**What you need to do**
Retype every entry in its entirety, without alteration.

**Exercise material**
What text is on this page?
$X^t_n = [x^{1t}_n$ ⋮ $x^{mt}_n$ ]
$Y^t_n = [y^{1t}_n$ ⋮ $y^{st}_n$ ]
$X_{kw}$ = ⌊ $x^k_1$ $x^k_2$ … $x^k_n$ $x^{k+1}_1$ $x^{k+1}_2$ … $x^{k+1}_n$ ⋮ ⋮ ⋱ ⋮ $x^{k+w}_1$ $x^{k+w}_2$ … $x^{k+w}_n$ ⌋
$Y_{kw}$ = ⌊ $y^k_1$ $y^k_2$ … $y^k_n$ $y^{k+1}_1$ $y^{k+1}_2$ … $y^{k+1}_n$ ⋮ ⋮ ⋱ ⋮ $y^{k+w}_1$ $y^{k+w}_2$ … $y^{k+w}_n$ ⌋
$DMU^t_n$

**Solution to this task**
What text is on this page?
$X^t_n = [x^{1t}_n$ ⋮ $x^{mt}_n$ ]
$Y^t_n = [y^{1t}_n$ ⋮ $y^{st}_n$ ]
$X_{kw}$ = ⌊ $x^k_1$ $x^k_2$ … $x^k_n$ $x^{k+1}_1$ $x^{k+1}_2$ … $x^{k+1}_n$ ⋮ ⋮ ⋱ ⋮ $x^{k+w}_1$ $x^{k+w}_2$ … $x^{k+w}_n$ ⌋
$Y_{kw}$ = ⌊ $y^k_1$ $y^k_2$ … $y^k_n$ $y^{k+1}_1$ $y^{k+1}_2$ … $y^{k+1}_n$ ⋮ ⋮ ⋱ ⋮ $y^{k+w}_1$ $y^{k+w}_2$ … $y^{k+w}_n$ ⌋
$DMU^t_n$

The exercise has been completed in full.